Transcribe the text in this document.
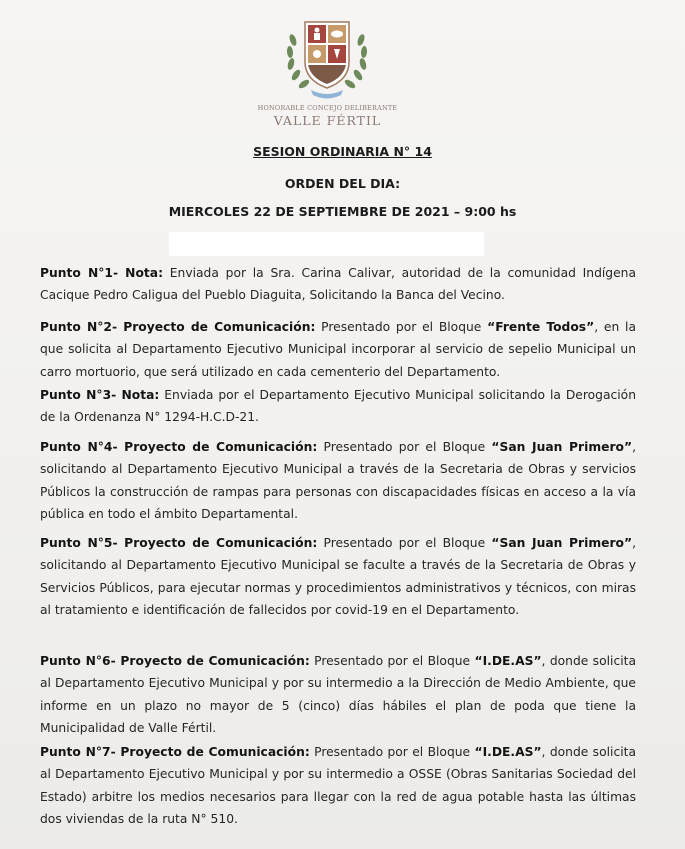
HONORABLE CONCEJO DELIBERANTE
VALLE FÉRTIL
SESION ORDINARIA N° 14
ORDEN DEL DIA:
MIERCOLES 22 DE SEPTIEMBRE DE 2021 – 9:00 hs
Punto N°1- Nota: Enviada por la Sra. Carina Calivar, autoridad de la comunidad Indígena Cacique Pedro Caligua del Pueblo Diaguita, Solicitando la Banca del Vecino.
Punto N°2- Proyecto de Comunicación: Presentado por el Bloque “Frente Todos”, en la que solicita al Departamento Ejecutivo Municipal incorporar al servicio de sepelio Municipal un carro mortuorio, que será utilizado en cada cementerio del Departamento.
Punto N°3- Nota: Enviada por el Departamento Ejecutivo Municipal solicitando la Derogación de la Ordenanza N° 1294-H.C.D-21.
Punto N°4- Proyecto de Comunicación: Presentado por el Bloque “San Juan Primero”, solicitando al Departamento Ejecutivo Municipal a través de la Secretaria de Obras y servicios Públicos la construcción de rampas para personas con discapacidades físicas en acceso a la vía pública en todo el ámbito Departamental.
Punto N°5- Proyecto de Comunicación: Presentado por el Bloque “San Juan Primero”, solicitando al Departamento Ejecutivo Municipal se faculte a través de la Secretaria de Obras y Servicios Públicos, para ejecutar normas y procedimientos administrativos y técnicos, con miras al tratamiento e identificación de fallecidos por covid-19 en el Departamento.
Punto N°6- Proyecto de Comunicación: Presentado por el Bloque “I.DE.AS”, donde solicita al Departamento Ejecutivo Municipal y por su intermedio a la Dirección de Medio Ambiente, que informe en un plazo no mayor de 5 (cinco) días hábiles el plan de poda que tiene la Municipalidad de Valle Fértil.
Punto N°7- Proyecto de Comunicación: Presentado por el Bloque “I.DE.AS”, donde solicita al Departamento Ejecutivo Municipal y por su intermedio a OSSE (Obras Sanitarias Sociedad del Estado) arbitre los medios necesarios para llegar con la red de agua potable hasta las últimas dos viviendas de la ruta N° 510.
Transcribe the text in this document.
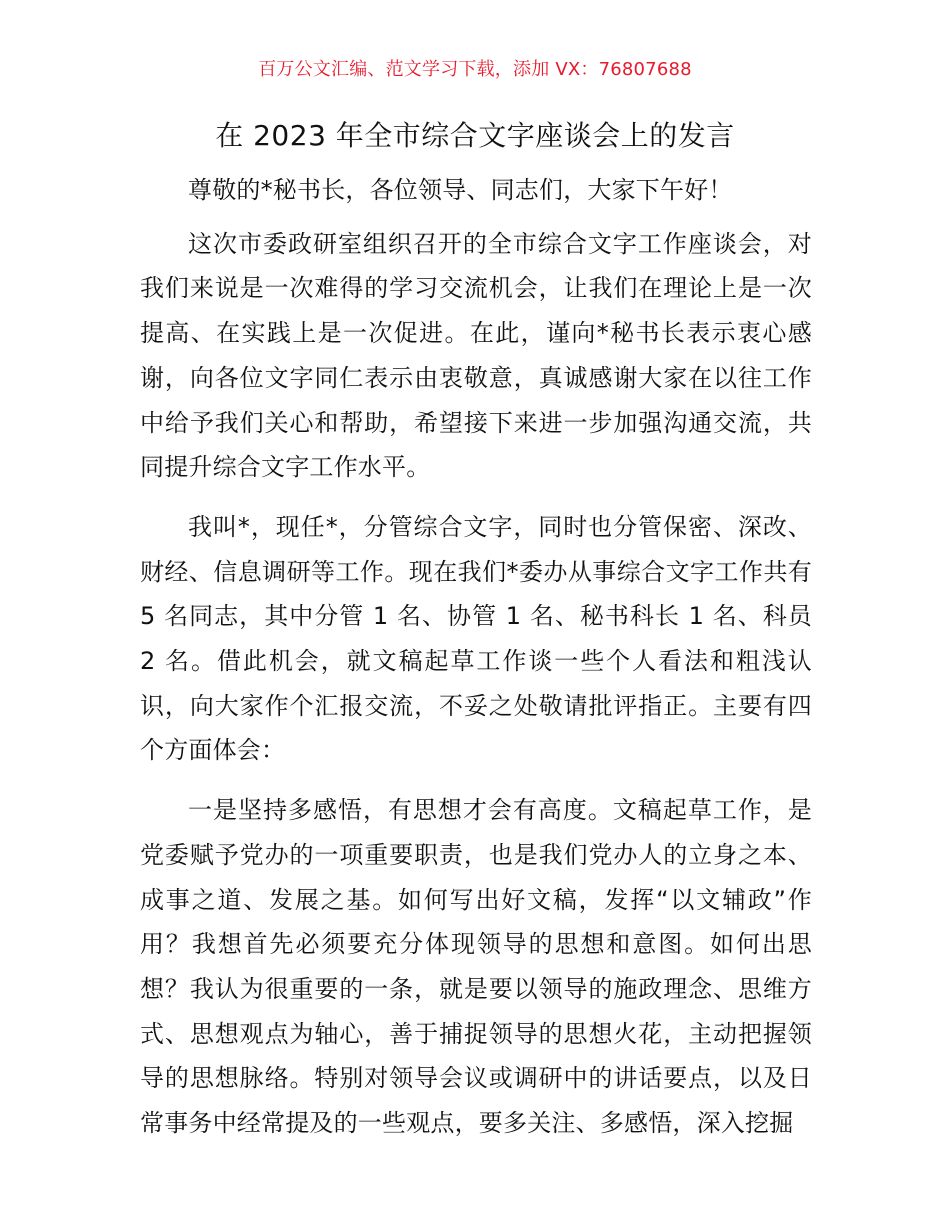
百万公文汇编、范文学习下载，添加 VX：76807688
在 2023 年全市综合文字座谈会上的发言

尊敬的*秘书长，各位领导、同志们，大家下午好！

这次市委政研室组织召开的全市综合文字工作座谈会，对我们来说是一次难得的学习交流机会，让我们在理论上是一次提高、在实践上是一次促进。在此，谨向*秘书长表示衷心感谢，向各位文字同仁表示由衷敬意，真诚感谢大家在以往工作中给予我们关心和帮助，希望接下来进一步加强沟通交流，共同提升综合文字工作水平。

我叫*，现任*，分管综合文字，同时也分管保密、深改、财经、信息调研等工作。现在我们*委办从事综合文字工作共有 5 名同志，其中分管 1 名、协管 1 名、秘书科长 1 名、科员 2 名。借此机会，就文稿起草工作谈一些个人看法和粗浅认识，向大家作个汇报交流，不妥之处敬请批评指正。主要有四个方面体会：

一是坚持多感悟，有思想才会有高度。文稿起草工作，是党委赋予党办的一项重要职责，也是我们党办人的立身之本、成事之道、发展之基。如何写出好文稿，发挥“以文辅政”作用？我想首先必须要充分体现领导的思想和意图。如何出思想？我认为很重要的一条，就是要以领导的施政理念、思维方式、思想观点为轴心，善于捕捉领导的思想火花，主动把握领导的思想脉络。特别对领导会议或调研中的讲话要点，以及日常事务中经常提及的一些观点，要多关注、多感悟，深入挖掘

What is being asked: Transcribe the material as is, with images omitted.

Result of the task:
Transcribe the text in this document.
HONORABLE CONCEJO DELIBERANTE
VALLE FÉRTIL
SESION ORDINARIA N° 14
ORDEN DEL DIA:
MIERCOLES 22 DE SEPTIEMBRE DE 2021 – 9:00 hs
Punto N°1- Nota: Enviada por la Sra. Carina Calivar, autoridad de la comunidad Indígena Cacique Pedro Caligua del Pueblo Diaguita, Solicitando la Banca del Vecino.
Punto N°2- Proyecto de Comunicación: Presentado por el Bloque “Frente Todos”, en la que solicita al Departamento Ejecutivo Municipal incorporar al servicio de sepelio Municipal un carro mortuorio, que será utilizado en cada cementerio del Departamento.
Punto N°3- Nota: Enviada por el Departamento Ejecutivo Municipal solicitando la Derogación de la Ordenanza N° 1294-H.C.D-21.
Punto N°4- Proyecto de Comunicación: Presentado por el Bloque “San Juan Primero”, solicitando al Departamento Ejecutivo Municipal a través de la Secretaria de Obras y servicios Públicos la construcción de rampas para personas con discapacidades físicas en acceso a la vía pública en todo el ámbito Departamental.
Punto N°5- Proyecto de Comunicación: Presentado por el Bloque “San Juan Primero”, solicitando al Departamento Ejecutivo Municipal se faculte a través de la Secretaria de Obras y Servicios Públicos, para ejecutar normas y procedimientos administrativos y técnicos, con miras al tratamiento e identificación de fallecidos por covid-19 en el Departamento.
Punto N°6- Proyecto de Comunicación: Presentado por el Bloque “I.DE.AS”, donde solicita al Departamento Ejecutivo Municipal y por su intermedio a la Dirección de Medio Ambiente, que informe en un plazo no mayor de 5 (cinco) días hábiles el plan de poda que tiene la Municipalidad de Valle Fértil.
Punto N°7- Proyecto de Comunicación: Presentado por el Bloque “I.DE.AS”, donde solicita al Departamento Ejecutivo Municipal y por su intermedio a OSSE (Obras Sanitarias Sociedad del Estado) arbitre los medios necesarios para llegar con la red de agua potable hasta las últimas dos viviendas de la ruta N° 510.
Transcribe the text in this document.
百万公文汇编、范文学习下载，添加 VX：76807688
在 2023 年全市综合文字座谈会上的发言

尊敬的*秘书长，各位领导、同志们，大家下午好！

这次市委政研室组织召开的全市综合文字工作座谈会，对我们来说是一次难得的学习交流机会，让我们在理论上是一次提高、在实践上是一次促进。在此，谨向*秘书长表示衷心感谢，向各位文字同仁表示由衷敬意，真诚感谢大家在以往工作中给予我们关心和帮助，希望接下来进一步加强沟通交流，共同提升综合文字工作水平。

我叫*，现任*，分管综合文字，同时也分管保密、深改、财经、信息调研等工作。现在我们*委办从事综合文字工作共有 5 名同志，其中分管 1 名、协管 1 名、秘书科长 1 名、科员 2 名。借此机会，就文稿起草工作谈一些个人看法和粗浅认识，向大家作个汇报交流，不妥之处敬请批评指正。主要有四个方面体会：

一是坚持多感悟，有思想才会有高度。文稿起草工作，是党委赋予党办的一项重要职责，也是我们党办人的立身之本、成事之道、发展之基。如何写出好文稿，发挥“以文辅政”作用？我想首先必须要充分体现领导的思想和意图。如何出思想？我认为很重要的一条，就是要以领导的施政理念、思维方式、思想观点为轴心，善于捕捉领导的思想火花，主动把握领导的思想脉络。特别对领导会议或调研中的讲话要点，以及日常事务中经常提及的一些观点，要多关注、多感悟，深入挖掘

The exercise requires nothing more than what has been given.